▶ REQUIREMENTS:
Return each line of the records holding the string "Variação".
[START EXTRACTED DATA]
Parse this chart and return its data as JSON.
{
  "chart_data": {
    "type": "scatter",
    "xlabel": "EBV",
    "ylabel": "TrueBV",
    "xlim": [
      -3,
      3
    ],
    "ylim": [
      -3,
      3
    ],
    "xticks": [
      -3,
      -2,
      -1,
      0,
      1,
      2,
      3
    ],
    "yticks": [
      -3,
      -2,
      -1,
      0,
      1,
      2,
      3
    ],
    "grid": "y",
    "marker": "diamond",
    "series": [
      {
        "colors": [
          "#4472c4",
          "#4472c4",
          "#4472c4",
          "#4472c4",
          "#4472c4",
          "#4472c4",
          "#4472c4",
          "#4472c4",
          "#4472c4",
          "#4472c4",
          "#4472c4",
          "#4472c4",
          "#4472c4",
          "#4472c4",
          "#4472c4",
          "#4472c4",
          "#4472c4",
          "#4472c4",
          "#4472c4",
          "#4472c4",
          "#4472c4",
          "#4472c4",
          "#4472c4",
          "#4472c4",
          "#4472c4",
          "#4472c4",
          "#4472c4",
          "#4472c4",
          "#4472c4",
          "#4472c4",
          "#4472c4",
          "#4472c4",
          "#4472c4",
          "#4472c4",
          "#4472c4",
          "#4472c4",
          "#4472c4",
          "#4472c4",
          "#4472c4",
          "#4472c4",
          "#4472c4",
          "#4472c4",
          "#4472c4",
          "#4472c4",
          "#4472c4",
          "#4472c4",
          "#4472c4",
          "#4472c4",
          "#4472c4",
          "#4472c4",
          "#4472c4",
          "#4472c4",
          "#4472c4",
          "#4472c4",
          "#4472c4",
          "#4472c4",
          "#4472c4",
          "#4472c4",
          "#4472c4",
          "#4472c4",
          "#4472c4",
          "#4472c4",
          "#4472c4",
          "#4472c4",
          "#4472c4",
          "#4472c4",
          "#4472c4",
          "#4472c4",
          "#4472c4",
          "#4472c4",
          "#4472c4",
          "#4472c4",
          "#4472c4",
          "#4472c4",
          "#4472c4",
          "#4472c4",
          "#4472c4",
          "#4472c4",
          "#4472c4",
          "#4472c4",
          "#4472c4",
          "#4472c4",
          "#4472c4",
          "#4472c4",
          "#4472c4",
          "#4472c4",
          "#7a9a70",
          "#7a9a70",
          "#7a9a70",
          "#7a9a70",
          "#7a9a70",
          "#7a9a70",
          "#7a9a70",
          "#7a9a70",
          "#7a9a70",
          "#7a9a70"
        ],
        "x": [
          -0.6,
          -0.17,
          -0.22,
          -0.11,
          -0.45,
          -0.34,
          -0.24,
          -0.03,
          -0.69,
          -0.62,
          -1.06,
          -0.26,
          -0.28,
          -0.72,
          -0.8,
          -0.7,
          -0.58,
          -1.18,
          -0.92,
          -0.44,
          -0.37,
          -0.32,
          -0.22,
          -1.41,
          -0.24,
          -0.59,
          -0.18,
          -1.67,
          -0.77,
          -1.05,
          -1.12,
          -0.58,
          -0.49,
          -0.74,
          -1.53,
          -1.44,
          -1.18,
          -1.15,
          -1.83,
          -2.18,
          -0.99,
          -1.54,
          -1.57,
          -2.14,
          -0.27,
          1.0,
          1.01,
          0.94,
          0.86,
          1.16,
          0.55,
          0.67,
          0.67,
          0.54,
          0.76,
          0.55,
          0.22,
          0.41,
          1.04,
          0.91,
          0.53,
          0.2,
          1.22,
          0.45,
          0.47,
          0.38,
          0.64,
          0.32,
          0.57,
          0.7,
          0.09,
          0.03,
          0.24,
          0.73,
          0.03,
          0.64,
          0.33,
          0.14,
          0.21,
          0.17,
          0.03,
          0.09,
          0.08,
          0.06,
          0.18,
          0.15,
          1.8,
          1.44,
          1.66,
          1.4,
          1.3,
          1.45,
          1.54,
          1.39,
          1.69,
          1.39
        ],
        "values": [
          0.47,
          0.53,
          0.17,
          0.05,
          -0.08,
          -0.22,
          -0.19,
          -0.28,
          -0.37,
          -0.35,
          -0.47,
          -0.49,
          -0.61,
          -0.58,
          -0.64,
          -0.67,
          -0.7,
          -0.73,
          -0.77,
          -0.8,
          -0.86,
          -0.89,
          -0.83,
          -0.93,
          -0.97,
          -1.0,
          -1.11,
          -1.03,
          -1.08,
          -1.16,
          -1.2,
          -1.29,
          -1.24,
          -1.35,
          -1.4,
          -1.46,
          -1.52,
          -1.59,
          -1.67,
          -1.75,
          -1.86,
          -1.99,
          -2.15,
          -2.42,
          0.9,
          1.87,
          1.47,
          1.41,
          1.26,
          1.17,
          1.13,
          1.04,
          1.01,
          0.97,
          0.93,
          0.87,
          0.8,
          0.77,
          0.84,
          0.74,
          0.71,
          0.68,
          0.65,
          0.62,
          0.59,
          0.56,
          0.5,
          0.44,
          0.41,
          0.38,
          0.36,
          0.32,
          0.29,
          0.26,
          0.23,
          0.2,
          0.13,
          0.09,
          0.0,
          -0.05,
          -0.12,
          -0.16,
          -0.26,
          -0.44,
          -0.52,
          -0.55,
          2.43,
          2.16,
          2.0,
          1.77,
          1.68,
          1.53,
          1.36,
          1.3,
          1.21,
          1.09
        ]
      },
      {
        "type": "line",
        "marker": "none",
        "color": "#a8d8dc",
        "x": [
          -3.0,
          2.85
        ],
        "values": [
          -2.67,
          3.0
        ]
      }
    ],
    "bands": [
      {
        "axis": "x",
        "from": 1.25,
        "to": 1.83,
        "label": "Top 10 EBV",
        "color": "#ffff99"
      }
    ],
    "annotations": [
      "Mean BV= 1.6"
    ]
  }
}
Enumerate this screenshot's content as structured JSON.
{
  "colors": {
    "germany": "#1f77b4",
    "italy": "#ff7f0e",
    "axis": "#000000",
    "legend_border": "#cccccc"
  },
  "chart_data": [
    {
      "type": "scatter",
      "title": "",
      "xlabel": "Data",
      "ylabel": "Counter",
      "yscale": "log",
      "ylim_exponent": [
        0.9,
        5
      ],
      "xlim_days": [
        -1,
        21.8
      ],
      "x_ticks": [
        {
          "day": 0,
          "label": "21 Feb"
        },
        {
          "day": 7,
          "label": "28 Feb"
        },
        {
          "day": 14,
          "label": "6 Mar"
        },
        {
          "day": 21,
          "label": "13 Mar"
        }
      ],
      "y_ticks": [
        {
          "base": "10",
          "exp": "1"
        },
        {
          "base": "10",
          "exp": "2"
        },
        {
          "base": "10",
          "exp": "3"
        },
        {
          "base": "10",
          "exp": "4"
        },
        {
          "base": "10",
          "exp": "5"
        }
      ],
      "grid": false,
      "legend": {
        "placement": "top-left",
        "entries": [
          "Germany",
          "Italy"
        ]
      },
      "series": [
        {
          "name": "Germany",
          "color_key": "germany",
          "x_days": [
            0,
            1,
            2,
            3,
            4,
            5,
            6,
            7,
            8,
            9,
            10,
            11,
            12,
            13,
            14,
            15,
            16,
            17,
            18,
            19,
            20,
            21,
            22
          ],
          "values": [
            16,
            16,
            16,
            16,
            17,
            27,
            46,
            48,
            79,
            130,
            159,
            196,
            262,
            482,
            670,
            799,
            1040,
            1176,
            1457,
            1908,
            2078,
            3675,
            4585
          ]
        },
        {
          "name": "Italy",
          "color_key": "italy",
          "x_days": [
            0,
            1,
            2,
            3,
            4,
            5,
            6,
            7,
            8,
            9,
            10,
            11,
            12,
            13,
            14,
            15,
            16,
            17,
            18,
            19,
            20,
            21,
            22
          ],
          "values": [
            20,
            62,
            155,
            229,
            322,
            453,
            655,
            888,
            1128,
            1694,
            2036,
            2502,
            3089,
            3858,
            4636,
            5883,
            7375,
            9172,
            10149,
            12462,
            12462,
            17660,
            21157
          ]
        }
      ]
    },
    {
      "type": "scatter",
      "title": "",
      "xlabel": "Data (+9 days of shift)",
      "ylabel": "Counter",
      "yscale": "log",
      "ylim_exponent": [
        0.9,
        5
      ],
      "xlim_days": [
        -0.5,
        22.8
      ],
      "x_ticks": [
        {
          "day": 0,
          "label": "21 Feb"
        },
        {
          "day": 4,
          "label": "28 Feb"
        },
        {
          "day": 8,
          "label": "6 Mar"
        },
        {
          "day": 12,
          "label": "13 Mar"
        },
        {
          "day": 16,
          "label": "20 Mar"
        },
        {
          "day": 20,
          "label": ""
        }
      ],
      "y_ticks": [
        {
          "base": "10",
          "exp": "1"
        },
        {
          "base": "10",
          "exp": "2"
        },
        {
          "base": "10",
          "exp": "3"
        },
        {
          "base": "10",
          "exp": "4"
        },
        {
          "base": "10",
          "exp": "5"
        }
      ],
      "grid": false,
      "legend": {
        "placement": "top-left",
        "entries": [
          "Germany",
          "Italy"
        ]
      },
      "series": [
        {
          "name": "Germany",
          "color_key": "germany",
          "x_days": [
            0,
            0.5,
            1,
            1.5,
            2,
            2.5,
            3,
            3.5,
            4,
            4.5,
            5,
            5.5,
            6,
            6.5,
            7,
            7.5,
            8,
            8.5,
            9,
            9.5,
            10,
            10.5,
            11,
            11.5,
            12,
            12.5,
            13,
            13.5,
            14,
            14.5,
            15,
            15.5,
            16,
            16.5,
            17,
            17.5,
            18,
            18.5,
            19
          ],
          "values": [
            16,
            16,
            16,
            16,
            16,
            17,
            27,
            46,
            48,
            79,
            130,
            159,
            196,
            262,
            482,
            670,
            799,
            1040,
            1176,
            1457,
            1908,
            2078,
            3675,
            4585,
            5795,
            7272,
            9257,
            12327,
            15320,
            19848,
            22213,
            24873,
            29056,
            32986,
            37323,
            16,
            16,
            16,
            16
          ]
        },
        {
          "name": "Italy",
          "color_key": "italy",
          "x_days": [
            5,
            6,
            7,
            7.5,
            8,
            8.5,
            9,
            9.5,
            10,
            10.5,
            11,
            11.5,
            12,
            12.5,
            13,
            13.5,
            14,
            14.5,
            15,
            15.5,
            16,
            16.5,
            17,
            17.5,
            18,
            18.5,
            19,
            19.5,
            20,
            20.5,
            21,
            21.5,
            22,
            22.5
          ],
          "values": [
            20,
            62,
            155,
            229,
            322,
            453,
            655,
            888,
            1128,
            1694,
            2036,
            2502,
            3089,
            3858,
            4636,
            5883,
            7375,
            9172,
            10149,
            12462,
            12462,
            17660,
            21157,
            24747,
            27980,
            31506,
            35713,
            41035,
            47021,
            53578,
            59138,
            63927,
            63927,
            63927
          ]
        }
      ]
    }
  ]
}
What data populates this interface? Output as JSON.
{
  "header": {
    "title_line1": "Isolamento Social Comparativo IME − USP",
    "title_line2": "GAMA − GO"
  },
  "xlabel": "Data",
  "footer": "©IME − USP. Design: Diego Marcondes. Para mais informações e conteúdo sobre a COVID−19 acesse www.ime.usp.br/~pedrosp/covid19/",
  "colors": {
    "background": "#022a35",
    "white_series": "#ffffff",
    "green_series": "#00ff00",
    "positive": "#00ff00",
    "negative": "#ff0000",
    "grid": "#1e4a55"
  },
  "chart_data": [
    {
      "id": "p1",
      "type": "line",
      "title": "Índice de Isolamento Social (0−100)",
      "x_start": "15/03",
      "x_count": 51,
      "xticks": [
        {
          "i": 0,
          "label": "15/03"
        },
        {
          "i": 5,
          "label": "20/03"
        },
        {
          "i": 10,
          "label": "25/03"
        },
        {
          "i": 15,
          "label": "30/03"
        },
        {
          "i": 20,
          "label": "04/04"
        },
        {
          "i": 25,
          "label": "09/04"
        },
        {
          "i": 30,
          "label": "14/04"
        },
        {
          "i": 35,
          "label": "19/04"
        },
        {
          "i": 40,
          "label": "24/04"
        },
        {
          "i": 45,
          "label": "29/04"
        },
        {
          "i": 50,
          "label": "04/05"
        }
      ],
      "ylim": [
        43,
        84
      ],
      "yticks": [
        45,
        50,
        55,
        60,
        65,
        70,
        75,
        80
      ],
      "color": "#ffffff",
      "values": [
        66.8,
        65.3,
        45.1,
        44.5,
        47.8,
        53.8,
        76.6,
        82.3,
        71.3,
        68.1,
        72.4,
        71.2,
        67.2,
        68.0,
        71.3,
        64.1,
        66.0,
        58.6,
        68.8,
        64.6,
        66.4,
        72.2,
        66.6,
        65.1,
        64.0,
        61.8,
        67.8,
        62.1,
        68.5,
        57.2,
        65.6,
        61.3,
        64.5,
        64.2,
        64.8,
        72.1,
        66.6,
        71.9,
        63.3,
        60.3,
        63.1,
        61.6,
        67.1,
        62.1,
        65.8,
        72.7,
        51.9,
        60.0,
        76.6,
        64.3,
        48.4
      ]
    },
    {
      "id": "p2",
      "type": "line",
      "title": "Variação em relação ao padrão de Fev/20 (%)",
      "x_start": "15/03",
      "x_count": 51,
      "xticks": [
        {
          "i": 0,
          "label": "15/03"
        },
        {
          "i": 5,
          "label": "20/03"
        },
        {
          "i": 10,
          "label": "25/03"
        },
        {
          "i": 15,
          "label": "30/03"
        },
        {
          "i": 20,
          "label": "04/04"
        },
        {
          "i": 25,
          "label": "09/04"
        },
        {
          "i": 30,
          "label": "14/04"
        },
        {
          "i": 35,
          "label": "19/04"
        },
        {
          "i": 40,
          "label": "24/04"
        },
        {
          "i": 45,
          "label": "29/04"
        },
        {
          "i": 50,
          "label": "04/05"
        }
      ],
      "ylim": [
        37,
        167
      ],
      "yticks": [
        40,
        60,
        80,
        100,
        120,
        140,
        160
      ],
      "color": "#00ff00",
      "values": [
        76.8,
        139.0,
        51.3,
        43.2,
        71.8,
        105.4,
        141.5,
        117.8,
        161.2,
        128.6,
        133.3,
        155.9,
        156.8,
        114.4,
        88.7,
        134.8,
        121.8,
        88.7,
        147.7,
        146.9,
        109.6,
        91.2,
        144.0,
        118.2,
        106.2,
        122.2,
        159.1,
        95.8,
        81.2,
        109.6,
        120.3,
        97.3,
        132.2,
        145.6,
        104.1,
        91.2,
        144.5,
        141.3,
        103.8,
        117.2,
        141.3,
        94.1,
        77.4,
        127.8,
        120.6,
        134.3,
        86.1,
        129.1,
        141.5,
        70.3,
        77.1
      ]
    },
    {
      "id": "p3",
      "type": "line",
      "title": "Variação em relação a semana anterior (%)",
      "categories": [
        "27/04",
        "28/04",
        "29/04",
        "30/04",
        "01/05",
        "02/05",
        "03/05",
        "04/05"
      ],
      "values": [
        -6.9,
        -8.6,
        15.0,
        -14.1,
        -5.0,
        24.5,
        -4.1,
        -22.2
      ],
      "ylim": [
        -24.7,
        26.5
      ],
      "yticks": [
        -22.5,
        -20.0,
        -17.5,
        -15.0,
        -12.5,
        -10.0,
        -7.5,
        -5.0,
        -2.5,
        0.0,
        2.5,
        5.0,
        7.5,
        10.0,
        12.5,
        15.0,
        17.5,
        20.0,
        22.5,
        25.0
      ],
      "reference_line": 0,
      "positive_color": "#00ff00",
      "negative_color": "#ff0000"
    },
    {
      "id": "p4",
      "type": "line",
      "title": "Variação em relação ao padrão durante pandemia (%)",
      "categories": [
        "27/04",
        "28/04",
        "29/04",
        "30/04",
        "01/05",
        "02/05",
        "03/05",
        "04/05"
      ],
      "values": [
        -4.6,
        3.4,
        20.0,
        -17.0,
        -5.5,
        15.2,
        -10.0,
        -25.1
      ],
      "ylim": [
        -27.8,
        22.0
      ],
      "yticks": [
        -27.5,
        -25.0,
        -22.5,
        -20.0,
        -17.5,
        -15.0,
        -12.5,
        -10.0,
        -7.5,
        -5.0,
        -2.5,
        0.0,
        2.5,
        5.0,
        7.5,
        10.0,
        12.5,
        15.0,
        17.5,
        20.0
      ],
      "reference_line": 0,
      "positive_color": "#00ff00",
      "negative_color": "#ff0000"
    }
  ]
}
[END EXTRACTED DATA]
▶ ANSWER FOR THIS EXERCISE:
      "title": "Variação em relação ao padrão de Fev/20 (%)",
      "title": "Variação em relação a semana anterior (%)",
      "title": "Variação em relação ao padrão durante pandemia (%)",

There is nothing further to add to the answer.